# [WRITTEN PROBLEM]
Take the data that follows and retype it word for word.

Entries with figure data
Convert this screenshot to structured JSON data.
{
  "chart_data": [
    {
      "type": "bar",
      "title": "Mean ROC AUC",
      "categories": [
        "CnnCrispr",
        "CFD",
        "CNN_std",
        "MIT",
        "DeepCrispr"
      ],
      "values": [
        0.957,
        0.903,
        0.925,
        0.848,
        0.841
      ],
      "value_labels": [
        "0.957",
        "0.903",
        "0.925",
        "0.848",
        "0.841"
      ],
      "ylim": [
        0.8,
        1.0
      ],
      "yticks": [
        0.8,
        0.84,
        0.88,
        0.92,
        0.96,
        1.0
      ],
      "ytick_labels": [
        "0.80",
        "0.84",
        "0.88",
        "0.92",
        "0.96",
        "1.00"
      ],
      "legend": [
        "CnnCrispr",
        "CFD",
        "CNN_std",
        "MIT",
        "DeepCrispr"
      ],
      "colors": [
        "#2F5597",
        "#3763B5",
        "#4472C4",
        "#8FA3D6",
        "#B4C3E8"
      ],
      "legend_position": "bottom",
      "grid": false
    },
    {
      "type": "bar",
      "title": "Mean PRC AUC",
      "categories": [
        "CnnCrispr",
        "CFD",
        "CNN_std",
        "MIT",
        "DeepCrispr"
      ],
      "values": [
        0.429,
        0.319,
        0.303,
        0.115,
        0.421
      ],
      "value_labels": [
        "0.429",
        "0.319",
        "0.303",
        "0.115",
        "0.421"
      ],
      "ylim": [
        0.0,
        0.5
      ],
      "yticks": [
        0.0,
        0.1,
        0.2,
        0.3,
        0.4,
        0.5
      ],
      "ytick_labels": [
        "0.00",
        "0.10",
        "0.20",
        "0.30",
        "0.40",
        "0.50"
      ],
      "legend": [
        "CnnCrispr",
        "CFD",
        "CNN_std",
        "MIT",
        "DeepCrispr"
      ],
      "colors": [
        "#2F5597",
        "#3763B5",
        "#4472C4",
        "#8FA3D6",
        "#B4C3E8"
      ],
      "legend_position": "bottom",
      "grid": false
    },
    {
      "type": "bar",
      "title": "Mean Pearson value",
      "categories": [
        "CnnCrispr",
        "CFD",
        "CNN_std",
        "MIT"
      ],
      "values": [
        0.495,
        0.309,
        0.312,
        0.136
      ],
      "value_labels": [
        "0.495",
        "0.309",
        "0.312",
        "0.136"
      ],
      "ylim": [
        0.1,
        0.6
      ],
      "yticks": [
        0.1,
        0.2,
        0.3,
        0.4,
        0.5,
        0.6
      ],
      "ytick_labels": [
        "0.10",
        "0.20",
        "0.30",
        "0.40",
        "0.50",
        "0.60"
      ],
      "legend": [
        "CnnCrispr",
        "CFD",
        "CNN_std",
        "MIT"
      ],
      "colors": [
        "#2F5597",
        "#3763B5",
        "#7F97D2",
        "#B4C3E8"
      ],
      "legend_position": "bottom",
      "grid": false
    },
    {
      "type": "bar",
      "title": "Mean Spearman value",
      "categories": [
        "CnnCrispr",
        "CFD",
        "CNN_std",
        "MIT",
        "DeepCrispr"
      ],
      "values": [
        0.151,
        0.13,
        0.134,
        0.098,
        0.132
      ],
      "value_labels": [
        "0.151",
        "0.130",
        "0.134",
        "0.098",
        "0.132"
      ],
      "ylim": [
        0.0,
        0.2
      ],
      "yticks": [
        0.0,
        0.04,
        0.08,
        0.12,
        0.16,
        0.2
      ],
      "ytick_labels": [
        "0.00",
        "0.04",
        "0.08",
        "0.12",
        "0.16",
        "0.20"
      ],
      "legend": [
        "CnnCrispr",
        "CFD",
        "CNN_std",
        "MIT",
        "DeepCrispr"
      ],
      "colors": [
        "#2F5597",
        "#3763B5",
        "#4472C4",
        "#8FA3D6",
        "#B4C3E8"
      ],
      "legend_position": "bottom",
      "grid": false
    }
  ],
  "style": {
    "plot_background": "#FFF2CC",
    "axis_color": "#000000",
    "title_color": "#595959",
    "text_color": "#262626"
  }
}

# [WRITTEN SOLUTION]
Convert this screenshot to structured JSON data.
{
  "chart_data": [
    {
      "type": "bar",
      "title": "Mean ROC AUC",
      "categories": [
        "CnnCrispr",
        "CFD",
        "CNN_std",
        "MIT",
        "DeepCrispr"
      ],
      "values": [
        0.957,
        0.903,
        0.925,
        0.848,
        0.841
      ],
      "value_labels": [
        "0.957",
        "0.903",
        "0.925",
        "0.848",
        "0.841"
      ],
      "ylim": [
        0.8,
        1.0
      ],
      "yticks": [
        0.8,
        0.84,
        0.88,
        0.92,
        0.96,
        1.0
      ],
      "ytick_labels": [
        "0.80",
        "0.84",
        "0.88",
        "0.92",
        "0.96",
        "1.00"
      ],
      "legend": [
        "CnnCrispr",
        "CFD",
        "CNN_std",
        "MIT",
        "DeepCrispr"
      ],
      "colors": [
        "#2F5597",
        "#3763B5",
        "#4472C4",
        "#8FA3D6",
        "#B4C3E8"
      ],
      "legend_position": "bottom",
      "grid": false
    },
    {
      "type": "bar",
      "title": "Mean PRC AUC",
      "categories": [
        "CnnCrispr",
        "CFD",
        "CNN_std",
        "MIT",
        "DeepCrispr"
      ],
      "values": [
        0.429,
        0.319,
        0.303,
        0.115,
        0.421
      ],
      "value_labels": [
        "0.429",
        "0.319",
        "0.303",
        "0.115",
        "0.421"
      ],
      "ylim": [
        0.0,
        0.5
      ],
      "yticks": [
        0.0,
        0.1,
        0.2,
        0.3,
        0.4,
        0.5
      ],
      "ytick_labels": [
        "0.00",
        "0.10",
        "0.20",
        "0.30",
        "0.40",
        "0.50"
      ],
      "legend": [
        "CnnCrispr",
        "CFD",
        "CNN_std",
        "MIT",
        "DeepCrispr"
      ],
      "colors": [
        "#2F5597",
        "#3763B5",
        "#4472C4",
        "#8FA3D6",
        "#B4C3E8"
      ],
      "legend_position": "bottom",
      "grid": false
    },
    {
      "type": "bar",
      "title": "Mean Pearson value",
      "categories": [
        "CnnCrispr",
        "CFD",
        "CNN_std",
        "MIT"
      ],
      "values": [
        0.495,
        0.309,
        0.312,
        0.136
      ],
      "value_labels": [
        "0.495",
        "0.309",
        "0.312",
        "0.136"
      ],
      "ylim": [
        0.1,
        0.6
      ],
      "yticks": [
        0.1,
        0.2,
        0.3,
        0.4,
        0.5,
        0.6
      ],
      "ytick_labels": [
        "0.10",
        "0.20",
        "0.30",
        "0.40",
        "0.50",
        "0.60"
      ],
      "legend": [
        "CnnCrispr",
        "CFD",
        "CNN_std",
        "MIT"
      ],
      "colors": [
        "#2F5597",
        "#3763B5",
        "#7F97D2",
        "#B4C3E8"
      ],
      "legend_position": "bottom",
      "grid": false
    },
    {
      "type": "bar",
      "title": "Mean Spearman value",
      "categories": [
        "CnnCrispr",
        "CFD",
        "CNN_std",
        "MIT",
        "DeepCrispr"
      ],
      "values": [
        0.151,
        0.13,
        0.134,
        0.098,
        0.132
      ],
      "value_labels": [
        "0.151",
        "0.130",
        "0.134",
        "0.098",
        "0.132"
      ],
      "ylim": [
        0.0,
        0.2
      ],
      "yticks": [
        0.0,
        0.04,
        0.08,
        0.12,
        0.16,
        0.2
      ],
      "ytick_labels": [
        "0.00",
        "0.04",
        "0.08",
        "0.12",
        "0.16",
        "0.20"
      ],
      "legend": [
        "CnnCrispr",
        "CFD",
        "CNN_std",
        "MIT",
        "DeepCrispr"
      ],
      "colors": [
        "#2F5597",
        "#3763B5",
        "#4472C4",
        "#8FA3D6",
        "#B4C3E8"
      ],
      "legend_position": "bottom",
      "grid": false
    }
  ],
  "style": {
    "plot_background": "#FFF2CC",
    "axis_color": "#000000",
    "title_color": "#595959",
    "text_color": "#262626"
  }
}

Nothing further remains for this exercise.